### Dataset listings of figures
:::

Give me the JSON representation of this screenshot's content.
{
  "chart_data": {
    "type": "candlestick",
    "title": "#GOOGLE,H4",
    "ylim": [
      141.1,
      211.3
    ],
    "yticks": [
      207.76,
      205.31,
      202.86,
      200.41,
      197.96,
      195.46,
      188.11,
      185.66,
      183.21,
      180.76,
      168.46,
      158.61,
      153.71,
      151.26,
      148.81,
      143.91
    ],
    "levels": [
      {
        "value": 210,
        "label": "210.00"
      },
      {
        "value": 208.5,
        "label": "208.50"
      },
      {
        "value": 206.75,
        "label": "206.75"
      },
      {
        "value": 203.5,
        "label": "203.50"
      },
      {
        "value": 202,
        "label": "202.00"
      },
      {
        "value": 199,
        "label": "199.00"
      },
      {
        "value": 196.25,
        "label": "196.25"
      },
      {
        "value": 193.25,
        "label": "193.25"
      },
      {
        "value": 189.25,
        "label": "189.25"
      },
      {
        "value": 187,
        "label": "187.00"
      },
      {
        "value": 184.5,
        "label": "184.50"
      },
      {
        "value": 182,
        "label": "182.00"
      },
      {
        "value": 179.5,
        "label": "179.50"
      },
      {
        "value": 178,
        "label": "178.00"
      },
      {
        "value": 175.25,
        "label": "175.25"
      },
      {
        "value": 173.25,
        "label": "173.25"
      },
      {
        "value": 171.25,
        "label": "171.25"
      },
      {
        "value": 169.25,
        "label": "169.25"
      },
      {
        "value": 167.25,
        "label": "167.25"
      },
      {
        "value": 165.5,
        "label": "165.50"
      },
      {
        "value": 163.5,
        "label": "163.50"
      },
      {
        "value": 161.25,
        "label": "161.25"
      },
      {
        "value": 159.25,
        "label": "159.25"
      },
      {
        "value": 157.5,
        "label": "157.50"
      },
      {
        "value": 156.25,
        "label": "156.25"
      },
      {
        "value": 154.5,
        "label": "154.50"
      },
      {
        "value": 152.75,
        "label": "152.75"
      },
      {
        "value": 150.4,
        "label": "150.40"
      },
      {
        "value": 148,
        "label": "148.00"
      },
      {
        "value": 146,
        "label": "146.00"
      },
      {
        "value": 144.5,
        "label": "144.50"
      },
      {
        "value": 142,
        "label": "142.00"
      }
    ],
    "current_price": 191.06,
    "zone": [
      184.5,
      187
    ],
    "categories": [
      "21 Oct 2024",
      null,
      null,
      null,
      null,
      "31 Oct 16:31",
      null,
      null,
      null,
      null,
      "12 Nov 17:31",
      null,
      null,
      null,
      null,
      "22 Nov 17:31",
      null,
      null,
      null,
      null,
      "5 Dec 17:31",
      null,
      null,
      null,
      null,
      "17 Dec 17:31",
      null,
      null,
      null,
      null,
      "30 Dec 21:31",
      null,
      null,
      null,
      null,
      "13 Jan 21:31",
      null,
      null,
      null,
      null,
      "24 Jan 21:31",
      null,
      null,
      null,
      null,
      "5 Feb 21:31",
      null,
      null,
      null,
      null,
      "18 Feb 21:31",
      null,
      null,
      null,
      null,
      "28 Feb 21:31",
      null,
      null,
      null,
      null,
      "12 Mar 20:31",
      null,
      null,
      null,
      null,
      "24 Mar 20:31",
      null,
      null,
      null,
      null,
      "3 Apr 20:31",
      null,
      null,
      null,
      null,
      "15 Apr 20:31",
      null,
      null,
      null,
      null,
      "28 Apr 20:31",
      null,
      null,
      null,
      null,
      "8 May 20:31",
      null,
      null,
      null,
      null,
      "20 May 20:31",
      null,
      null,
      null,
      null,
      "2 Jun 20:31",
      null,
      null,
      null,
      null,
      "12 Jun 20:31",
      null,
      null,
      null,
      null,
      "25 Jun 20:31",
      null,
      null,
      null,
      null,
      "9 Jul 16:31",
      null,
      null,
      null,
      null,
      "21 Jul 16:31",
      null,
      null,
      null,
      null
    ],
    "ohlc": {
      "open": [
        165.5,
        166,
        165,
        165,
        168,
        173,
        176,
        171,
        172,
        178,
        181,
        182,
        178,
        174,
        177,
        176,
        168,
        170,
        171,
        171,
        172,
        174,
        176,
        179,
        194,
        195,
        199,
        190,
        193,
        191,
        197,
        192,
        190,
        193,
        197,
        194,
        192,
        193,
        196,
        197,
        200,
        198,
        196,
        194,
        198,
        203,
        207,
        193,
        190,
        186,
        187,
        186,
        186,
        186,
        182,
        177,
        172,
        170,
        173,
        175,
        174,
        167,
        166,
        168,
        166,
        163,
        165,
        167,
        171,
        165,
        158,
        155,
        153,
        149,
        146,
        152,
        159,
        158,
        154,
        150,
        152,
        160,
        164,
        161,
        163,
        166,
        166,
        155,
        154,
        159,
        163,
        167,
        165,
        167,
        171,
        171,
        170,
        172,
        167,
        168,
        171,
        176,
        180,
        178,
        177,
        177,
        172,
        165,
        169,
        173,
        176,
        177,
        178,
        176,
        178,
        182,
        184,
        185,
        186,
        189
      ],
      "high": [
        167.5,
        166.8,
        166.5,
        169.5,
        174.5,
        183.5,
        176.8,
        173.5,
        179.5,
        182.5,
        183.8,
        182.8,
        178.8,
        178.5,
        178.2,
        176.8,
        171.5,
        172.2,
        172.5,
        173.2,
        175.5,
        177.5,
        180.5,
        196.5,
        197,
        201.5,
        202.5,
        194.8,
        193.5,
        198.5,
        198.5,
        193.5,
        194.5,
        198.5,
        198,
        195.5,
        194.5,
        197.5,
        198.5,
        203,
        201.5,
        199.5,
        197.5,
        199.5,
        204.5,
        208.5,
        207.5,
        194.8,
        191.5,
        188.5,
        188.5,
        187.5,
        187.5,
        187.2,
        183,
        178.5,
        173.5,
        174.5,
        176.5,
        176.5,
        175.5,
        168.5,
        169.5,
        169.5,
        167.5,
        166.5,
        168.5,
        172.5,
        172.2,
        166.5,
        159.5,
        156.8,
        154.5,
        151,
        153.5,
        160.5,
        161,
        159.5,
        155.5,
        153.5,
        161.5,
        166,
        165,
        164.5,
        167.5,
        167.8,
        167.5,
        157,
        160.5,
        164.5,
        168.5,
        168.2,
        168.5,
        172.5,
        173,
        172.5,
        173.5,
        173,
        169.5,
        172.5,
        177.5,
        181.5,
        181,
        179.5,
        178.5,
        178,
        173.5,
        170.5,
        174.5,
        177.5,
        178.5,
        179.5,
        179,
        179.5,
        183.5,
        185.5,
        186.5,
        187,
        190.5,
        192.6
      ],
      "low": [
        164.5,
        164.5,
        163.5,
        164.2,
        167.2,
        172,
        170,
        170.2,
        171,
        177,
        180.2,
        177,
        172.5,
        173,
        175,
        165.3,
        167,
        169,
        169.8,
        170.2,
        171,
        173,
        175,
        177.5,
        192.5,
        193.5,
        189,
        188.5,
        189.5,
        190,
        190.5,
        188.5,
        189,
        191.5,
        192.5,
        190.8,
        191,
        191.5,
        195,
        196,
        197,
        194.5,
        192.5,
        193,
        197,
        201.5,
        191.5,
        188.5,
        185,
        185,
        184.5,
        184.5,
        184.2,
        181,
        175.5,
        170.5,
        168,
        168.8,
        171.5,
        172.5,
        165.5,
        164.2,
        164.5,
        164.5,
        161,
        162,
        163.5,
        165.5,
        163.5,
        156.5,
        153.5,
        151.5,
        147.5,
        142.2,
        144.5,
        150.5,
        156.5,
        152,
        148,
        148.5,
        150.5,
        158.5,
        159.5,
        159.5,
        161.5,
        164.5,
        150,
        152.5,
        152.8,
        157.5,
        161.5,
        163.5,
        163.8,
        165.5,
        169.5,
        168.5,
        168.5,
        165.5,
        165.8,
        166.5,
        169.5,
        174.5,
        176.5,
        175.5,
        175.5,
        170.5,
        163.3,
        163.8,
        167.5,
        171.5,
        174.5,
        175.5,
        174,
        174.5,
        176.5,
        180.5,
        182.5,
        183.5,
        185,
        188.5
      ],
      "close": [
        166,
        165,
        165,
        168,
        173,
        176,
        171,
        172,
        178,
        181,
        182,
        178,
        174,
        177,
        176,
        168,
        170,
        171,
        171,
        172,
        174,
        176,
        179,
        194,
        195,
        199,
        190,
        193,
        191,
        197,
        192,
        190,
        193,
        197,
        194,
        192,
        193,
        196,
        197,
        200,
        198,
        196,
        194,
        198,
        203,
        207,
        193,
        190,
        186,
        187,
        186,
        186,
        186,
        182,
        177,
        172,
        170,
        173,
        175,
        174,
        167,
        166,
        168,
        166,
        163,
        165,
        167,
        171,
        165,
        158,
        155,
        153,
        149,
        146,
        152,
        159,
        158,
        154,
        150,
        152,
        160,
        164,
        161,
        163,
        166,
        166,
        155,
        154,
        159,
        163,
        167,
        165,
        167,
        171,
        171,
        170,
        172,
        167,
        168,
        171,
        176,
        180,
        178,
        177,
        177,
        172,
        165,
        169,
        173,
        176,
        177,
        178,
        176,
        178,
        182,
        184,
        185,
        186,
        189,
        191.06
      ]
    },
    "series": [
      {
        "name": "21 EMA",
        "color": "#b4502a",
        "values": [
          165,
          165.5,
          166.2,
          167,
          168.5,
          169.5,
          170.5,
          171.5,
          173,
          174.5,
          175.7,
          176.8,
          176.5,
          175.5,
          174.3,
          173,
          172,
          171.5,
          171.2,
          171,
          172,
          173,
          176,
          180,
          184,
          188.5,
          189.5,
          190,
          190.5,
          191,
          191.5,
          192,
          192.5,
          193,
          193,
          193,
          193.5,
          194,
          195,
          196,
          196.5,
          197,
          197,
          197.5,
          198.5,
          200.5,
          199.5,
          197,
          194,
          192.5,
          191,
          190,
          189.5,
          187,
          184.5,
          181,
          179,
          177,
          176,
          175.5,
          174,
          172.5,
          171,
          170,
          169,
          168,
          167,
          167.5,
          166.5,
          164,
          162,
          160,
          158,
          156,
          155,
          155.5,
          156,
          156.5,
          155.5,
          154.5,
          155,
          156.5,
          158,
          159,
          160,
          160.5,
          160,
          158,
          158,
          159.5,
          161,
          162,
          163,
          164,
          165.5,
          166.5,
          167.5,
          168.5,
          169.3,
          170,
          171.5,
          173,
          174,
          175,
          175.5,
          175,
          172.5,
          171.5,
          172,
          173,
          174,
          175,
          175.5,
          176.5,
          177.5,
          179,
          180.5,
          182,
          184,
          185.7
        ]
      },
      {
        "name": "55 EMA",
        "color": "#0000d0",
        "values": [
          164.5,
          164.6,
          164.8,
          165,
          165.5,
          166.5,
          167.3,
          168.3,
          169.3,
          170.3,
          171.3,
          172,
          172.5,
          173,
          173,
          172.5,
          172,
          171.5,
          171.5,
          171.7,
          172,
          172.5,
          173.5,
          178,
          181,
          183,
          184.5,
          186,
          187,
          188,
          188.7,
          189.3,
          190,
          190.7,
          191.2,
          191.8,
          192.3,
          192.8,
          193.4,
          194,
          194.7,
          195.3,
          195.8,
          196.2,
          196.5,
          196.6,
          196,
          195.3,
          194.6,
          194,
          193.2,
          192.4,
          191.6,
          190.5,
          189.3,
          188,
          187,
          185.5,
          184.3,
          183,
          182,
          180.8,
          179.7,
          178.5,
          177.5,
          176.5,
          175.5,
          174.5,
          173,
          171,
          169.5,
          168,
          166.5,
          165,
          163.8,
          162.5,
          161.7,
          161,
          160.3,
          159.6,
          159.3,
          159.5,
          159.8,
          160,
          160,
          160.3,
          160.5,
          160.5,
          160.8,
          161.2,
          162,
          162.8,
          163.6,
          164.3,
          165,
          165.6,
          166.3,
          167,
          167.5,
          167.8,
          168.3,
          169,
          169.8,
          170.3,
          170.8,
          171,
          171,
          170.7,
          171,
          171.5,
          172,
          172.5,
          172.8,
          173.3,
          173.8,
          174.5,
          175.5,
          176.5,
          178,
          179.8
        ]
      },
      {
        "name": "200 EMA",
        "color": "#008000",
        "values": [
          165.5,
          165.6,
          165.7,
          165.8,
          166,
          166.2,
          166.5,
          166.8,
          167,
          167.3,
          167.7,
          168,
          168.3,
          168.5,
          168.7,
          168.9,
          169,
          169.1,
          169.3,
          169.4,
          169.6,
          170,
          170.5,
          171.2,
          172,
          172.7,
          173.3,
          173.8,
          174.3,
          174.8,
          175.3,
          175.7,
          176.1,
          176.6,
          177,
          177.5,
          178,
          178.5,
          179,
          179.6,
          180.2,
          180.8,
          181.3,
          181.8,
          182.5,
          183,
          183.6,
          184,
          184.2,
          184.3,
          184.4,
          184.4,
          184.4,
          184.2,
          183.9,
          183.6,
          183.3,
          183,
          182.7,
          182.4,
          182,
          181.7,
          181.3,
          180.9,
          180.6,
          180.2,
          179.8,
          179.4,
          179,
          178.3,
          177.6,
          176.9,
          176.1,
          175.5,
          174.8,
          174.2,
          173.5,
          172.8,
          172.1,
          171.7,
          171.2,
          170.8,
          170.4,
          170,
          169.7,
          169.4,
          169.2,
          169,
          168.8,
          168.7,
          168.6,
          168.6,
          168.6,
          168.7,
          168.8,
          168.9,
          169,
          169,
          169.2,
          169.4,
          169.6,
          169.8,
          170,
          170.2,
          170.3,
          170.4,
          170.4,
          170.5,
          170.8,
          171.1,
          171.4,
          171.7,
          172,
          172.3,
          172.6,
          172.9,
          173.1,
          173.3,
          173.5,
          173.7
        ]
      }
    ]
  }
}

:::

### Aim of the exercise
Display every line of the listing that contains the string "color".

### Finished task
        "color": "#b4502a",
        "color": "#0000d0",
        "color": "#008000",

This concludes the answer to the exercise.